▶ **Directive**
Give only the number of lines in the records that include the string "duration".

------------------------

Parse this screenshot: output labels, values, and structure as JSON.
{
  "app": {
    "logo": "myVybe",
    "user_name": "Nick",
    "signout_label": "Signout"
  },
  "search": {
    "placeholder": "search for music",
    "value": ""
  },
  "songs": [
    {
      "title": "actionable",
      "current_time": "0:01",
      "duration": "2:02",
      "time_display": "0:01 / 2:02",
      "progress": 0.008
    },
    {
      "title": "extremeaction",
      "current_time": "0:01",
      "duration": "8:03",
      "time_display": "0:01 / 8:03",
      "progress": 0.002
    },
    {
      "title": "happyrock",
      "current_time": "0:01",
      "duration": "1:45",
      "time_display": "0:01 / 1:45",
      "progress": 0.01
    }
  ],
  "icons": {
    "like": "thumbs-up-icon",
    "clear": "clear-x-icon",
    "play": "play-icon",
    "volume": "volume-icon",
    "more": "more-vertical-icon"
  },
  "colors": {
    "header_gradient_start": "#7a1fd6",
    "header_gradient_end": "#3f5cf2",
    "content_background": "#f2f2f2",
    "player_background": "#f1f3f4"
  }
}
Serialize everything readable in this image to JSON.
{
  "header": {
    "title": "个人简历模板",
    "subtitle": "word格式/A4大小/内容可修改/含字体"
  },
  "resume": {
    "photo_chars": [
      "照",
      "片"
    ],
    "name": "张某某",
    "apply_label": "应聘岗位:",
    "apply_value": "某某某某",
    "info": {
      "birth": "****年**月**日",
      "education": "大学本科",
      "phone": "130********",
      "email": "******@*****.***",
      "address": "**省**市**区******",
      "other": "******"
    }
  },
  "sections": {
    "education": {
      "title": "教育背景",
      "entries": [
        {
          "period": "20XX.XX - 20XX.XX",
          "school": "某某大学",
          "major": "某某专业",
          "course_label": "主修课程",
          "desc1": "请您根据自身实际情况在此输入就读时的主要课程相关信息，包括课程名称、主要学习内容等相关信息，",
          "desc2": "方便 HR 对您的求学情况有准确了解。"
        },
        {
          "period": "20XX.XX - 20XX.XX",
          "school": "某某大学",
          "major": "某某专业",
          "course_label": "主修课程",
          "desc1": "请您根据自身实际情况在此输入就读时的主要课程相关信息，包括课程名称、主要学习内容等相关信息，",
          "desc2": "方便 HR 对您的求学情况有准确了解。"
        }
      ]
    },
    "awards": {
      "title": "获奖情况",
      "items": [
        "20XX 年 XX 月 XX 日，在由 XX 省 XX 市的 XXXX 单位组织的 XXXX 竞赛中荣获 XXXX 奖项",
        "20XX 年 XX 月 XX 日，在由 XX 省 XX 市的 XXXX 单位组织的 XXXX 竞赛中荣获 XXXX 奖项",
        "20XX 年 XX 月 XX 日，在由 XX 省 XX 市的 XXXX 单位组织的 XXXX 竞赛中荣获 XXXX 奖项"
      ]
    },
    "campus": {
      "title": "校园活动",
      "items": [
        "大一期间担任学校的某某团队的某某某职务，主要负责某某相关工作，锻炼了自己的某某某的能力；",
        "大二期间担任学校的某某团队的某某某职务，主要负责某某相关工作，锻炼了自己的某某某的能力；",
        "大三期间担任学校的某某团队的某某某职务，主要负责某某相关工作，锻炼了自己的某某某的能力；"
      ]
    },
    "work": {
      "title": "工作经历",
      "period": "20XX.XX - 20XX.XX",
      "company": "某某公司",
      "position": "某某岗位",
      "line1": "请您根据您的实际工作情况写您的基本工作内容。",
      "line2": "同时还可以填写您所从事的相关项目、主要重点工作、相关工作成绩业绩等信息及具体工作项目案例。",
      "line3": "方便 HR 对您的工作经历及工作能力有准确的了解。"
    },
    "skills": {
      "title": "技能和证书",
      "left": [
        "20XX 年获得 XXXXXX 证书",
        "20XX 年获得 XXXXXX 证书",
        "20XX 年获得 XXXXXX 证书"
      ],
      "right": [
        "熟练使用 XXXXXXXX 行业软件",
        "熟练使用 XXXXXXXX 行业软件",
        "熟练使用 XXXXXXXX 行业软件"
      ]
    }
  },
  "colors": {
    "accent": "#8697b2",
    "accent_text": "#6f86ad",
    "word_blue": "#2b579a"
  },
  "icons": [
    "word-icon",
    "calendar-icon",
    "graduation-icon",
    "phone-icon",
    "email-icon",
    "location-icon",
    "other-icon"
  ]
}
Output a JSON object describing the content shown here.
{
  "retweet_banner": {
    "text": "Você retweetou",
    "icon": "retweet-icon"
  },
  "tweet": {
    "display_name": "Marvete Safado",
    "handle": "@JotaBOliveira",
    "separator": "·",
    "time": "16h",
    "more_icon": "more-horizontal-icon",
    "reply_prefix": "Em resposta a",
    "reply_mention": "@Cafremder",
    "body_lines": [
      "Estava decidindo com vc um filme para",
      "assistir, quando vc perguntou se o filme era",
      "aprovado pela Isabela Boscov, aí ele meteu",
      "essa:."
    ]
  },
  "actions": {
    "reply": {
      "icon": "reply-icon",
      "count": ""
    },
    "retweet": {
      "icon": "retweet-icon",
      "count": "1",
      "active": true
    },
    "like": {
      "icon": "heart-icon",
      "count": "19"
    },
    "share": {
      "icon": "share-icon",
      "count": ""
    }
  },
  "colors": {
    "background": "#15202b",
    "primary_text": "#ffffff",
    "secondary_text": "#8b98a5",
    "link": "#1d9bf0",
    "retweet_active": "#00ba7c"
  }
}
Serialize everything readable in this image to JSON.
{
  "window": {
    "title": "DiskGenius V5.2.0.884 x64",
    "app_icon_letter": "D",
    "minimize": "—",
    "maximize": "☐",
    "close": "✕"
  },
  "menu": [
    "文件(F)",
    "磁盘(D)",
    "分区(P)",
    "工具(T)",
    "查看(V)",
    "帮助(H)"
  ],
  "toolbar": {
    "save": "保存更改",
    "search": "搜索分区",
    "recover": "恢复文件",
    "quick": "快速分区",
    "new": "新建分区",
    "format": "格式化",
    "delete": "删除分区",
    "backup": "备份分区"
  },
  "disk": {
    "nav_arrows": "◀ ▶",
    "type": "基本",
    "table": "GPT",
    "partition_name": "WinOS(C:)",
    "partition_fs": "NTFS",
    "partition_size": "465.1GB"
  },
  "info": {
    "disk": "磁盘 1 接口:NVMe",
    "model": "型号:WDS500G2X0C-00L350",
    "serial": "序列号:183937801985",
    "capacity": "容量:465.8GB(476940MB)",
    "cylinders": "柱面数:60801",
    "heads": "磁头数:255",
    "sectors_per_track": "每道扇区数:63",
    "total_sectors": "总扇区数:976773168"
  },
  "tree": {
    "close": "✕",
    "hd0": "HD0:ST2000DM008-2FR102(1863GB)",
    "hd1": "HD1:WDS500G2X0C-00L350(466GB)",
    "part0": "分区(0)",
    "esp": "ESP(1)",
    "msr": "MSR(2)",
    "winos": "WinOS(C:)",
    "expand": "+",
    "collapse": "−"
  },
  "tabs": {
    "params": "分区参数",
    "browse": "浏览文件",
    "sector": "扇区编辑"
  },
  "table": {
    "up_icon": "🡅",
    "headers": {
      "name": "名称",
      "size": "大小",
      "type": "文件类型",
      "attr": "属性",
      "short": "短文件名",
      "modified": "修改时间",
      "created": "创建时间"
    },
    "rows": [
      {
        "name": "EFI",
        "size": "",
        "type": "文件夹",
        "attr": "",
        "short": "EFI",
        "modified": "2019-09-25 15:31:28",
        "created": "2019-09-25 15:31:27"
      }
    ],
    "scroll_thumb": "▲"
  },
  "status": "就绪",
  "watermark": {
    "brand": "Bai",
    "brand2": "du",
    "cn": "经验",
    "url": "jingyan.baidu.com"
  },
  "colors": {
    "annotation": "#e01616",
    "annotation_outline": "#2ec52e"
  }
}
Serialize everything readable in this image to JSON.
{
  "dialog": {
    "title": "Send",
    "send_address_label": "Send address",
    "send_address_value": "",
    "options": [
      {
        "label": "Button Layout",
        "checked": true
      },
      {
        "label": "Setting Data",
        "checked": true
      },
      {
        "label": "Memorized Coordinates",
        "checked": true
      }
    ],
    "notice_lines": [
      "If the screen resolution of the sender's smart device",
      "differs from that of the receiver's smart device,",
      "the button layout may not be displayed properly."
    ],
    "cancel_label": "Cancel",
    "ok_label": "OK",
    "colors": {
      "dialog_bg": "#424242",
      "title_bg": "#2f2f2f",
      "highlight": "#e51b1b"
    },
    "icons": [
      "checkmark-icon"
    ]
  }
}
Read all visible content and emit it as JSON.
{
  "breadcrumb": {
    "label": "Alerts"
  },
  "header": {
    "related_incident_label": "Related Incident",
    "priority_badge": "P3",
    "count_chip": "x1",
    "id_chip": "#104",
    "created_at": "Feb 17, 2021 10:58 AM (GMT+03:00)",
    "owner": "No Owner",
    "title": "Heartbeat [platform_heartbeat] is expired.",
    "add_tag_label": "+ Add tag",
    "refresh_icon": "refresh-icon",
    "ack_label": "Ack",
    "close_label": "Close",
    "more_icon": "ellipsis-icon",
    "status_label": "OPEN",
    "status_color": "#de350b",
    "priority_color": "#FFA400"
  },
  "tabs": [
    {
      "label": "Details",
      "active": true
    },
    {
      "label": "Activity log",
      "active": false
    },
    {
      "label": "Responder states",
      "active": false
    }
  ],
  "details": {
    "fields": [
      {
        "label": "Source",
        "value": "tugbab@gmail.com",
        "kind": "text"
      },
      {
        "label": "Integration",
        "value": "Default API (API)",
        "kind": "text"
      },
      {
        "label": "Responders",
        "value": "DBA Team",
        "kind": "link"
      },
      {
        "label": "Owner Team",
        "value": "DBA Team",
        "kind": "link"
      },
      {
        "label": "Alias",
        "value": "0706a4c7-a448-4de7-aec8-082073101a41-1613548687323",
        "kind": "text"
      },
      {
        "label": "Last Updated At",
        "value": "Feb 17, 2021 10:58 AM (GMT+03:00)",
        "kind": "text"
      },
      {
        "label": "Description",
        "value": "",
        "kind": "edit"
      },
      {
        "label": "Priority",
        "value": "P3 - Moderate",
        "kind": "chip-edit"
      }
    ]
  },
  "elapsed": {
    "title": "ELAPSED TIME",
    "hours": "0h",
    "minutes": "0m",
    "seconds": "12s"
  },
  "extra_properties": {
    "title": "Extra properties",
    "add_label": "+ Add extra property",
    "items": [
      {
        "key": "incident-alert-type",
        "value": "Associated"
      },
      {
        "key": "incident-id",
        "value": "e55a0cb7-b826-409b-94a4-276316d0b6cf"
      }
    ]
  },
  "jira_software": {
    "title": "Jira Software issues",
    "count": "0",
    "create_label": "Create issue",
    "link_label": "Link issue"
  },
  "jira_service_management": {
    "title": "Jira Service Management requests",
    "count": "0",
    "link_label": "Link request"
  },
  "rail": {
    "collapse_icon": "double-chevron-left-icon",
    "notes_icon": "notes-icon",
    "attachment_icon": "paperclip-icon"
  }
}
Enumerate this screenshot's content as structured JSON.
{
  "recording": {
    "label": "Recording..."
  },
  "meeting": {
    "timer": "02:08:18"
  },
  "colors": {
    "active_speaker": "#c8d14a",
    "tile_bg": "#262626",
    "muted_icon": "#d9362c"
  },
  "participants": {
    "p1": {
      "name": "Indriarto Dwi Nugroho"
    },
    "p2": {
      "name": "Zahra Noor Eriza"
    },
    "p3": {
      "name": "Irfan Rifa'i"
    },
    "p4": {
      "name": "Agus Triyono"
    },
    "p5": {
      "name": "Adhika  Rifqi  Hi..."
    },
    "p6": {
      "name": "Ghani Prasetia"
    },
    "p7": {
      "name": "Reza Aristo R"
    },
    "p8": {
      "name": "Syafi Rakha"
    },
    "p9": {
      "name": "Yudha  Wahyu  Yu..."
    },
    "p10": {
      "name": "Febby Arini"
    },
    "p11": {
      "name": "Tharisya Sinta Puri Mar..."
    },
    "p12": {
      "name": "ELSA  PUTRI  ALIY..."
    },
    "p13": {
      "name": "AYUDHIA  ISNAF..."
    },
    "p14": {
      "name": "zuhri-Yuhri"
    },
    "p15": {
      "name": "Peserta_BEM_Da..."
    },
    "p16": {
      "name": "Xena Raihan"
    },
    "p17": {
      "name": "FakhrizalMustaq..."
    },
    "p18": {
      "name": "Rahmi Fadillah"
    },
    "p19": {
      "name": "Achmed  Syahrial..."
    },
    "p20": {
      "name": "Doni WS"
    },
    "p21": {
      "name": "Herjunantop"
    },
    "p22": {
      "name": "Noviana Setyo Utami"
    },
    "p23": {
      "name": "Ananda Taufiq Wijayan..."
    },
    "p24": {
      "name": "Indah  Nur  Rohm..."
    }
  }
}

------------------------

▶ **Answer to the task**
3